- _PAGE EXCERPT_
──────

Mum-of-three Beth Hodge was lucky enough to get a ballot place in the 2024 London Marathon. Here Beth shares why she is determined to raise £10,000 for Saint Francis Hospice, the charity that cared for her dad David Rees more than 20 years ago.

I’m not a runner and this will be my first marathon. I signed up on the day the ballot closed after one of the school mums ran it last year and convinced me I’d be able to do it. I couldn’t believe it when I got a place to run!

I always knew if I did an event for charity, it would be for Saint Francis Hospice because of the care my dad received in the last weeks of his life. I was just 15 at the time and can remember visiting Dad at the hospice and the feeling of calm and care despite it being a difficult time. I’ve also known a couple of other people who have received care from the Hospice, so it holds a special place in my heart.

My training is going surprisingly well given that until I started training specifically for the marathon, I’d hardly ever run more than 30 minutes or 5k. It’s given me great motivation. It really helps my mental health and as a Type 1 diabetic, it also helps my diabetes control.

I’m up to half marathon distance which I’m really pleased with. The runs are hard and sometimes a little boring but the feeling I get after the run is amazing and I know with every run completed I’m one step closer to being marathon ready. Knowing how proud Dad would be that I’m doing this keeps me going and the hope that I’ll be able to raise a good amount for the hospice. My dad was a very loved character, and he was known for his generosity and sense of humour, a real wind up but loved by so many.

──────

- _DATASET EXCERPT_

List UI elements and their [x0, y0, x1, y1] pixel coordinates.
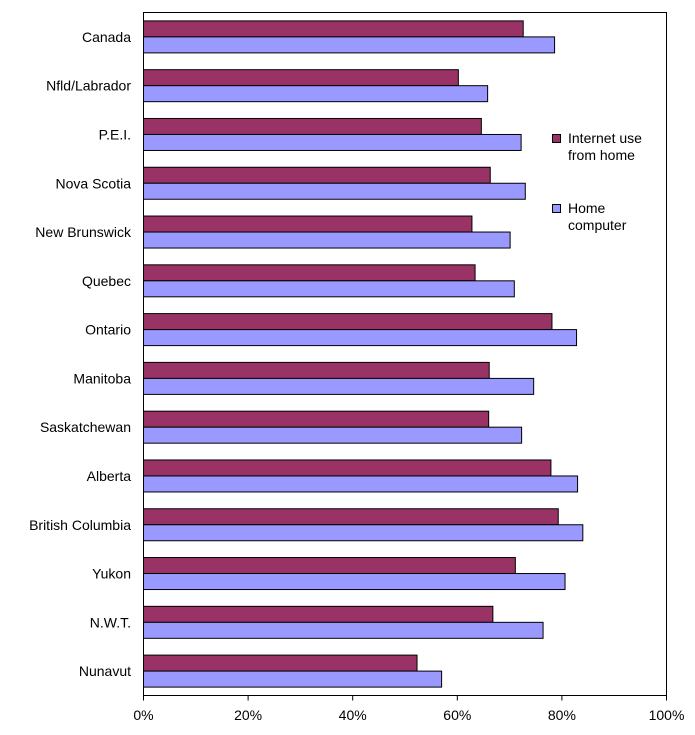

──────

- _EXERCISE GOAL_
Quote the whole marathon fundraising story word for word.

- _SOLUTION BELOW_
Mum-of-three Beth Hodge was lucky enough to get a ballot place in the 2024 London Marathon. Here Beth shares why she is determined to raise £10,000 for Saint Francis Hospice, the charity that cared for her dad David Rees more than 20 years ago.

I’m not a runner and this will be my first marathon. I signed up on the day the ballot closed after one of the school mums ran it last year and convinced me I’d be able to do it. I couldn’t believe it when I got a place to run!

I always knew if I did an event for charity, it would be for Saint Francis Hospice because of the care my dad received in the last weeks of his life. I was just 15 at the time and can remember visiting Dad at the hospice and the feeling of calm and care despite it being a difficult time. I’ve also known a couple of other people who have received care from the Hospice, so it holds a special place in my heart.

My training is going surprisingly well given that until I started training specifically for the marathon, I’d hardly ever run more than 30 minutes or 5k. It’s given me great motivation. It really helps my mental health and as a Type 1 diabetic, it also helps my diabetes control.

I’m up to half marathon distance which I’m really pleased with. The runs are hard and sometimes a little boring but the feeling I get after the run is amazing and I know with every run completed I’m one step closer to being marathon ready. Knowing how proud Dad would be that I’m doing this keeps me going and the hope that I’ll be able to raise a good amount for the hospice. My dad was a very loved character, and he was known for his generosity and sense of humour, a real wind up but loved by so many.